Goal of the exercise. How many lines in the data below contain the string "mehr"? Answer with the number only.

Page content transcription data
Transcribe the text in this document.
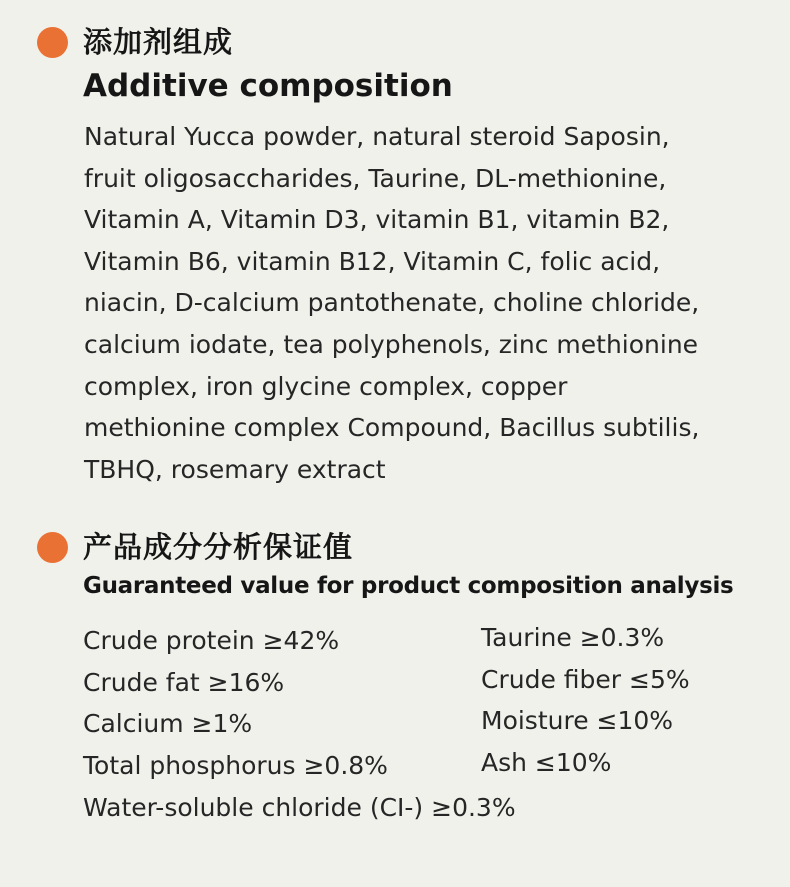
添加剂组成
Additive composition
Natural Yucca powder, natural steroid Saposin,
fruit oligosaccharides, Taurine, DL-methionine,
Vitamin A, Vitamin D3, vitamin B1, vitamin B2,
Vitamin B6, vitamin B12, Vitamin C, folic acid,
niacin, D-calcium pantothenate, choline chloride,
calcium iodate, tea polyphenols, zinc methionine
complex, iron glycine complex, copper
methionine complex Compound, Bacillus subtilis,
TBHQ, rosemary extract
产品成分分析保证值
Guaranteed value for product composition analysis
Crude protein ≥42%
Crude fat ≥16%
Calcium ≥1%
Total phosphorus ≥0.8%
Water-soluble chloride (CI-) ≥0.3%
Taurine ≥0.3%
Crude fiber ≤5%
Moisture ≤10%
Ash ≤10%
--
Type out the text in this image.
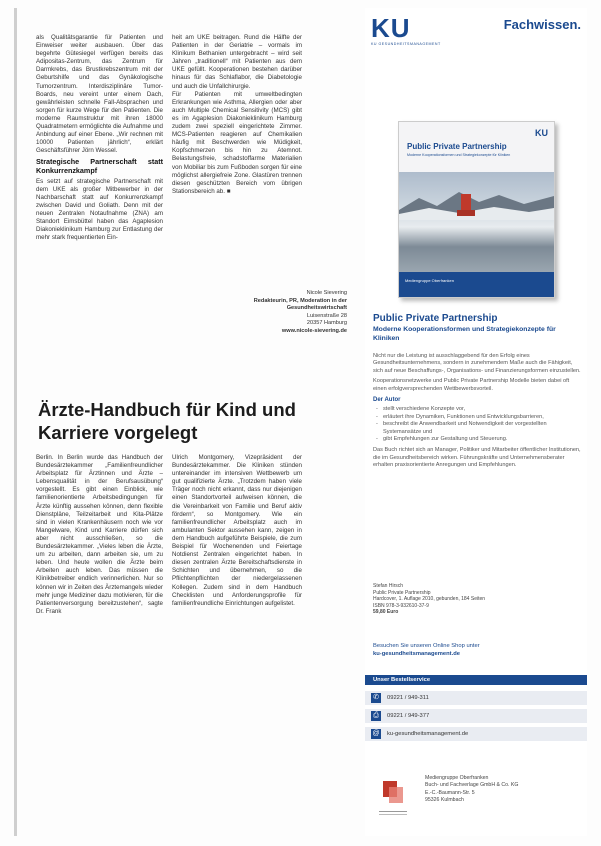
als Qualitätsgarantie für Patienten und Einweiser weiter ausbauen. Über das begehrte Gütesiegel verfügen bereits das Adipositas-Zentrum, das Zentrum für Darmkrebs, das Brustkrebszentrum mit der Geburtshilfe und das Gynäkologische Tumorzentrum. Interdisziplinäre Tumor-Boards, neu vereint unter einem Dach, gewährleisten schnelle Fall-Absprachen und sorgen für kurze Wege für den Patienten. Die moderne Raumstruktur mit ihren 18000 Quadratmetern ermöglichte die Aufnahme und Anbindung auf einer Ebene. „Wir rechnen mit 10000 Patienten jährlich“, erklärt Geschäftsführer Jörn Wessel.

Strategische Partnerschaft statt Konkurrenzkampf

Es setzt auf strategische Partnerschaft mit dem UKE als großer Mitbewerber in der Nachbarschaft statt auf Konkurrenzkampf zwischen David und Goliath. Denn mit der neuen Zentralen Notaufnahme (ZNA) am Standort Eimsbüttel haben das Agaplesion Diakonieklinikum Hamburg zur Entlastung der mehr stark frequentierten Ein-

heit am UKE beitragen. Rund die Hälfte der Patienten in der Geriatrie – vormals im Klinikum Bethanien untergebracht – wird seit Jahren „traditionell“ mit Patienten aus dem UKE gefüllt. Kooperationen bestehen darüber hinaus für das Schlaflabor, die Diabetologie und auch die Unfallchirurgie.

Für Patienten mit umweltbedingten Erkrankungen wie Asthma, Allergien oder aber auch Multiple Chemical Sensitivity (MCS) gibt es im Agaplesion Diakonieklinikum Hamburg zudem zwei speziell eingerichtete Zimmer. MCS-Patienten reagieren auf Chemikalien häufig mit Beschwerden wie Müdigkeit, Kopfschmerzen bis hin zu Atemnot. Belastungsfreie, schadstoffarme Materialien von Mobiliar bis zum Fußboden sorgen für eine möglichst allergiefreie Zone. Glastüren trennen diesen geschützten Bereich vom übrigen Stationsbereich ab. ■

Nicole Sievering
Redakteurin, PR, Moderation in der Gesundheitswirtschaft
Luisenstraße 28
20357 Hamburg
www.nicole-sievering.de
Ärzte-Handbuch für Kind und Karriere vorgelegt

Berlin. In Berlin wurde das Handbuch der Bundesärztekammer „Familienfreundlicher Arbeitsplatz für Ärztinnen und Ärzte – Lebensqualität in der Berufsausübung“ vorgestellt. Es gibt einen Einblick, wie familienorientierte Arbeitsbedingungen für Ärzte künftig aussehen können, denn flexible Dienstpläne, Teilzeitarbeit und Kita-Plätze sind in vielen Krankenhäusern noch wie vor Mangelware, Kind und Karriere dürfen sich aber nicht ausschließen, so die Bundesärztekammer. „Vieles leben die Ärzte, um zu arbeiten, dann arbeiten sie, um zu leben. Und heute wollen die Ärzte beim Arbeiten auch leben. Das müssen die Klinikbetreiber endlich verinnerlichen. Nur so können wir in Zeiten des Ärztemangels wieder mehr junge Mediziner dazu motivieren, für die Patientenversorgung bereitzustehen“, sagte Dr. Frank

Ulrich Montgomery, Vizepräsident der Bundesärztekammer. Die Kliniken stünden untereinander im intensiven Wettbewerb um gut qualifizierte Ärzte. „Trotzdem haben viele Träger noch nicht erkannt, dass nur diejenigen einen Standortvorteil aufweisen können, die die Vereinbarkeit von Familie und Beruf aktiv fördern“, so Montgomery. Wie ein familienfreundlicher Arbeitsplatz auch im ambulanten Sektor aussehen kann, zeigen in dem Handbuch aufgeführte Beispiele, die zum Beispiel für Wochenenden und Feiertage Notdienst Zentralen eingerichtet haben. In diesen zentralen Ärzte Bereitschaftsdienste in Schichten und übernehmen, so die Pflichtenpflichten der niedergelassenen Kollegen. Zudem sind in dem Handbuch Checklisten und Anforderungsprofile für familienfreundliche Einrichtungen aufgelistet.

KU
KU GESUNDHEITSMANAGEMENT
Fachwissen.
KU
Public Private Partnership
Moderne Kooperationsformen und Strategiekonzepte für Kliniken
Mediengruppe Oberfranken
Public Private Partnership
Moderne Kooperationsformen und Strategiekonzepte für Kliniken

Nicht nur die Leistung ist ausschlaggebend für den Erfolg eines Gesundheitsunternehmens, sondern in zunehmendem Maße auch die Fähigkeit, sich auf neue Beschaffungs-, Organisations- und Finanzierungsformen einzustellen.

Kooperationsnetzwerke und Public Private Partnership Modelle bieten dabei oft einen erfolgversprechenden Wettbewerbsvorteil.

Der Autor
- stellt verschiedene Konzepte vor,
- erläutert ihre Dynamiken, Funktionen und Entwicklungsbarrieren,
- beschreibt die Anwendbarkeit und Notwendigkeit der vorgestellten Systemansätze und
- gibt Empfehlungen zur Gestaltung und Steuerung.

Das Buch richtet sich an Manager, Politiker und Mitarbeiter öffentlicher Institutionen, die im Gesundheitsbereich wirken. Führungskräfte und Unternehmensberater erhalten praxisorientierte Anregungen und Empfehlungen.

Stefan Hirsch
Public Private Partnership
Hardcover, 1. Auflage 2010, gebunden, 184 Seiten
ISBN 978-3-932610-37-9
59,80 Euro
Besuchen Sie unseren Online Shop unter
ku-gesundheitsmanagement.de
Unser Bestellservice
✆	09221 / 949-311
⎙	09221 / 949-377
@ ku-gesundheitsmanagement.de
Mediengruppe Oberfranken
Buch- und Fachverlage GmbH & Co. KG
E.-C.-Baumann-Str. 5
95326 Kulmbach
--
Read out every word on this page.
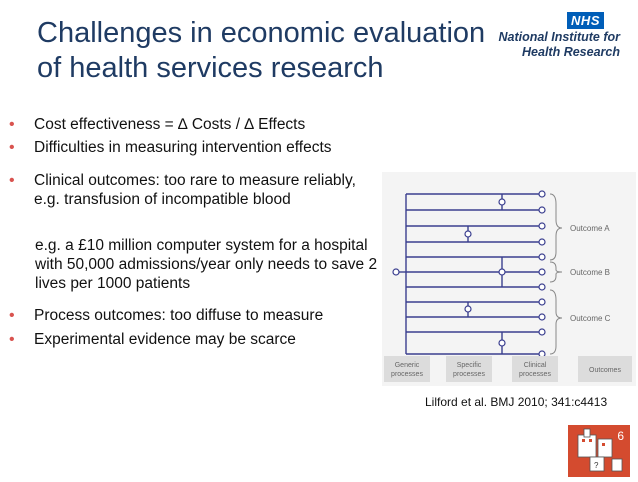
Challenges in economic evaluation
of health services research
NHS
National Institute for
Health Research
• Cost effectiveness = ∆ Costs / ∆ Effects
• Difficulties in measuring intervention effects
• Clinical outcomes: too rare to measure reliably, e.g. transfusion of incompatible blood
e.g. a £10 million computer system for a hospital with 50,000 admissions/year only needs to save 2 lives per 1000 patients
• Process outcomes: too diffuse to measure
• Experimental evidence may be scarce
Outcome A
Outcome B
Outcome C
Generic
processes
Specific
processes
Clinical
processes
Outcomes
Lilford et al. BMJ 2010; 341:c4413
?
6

Completed task. 2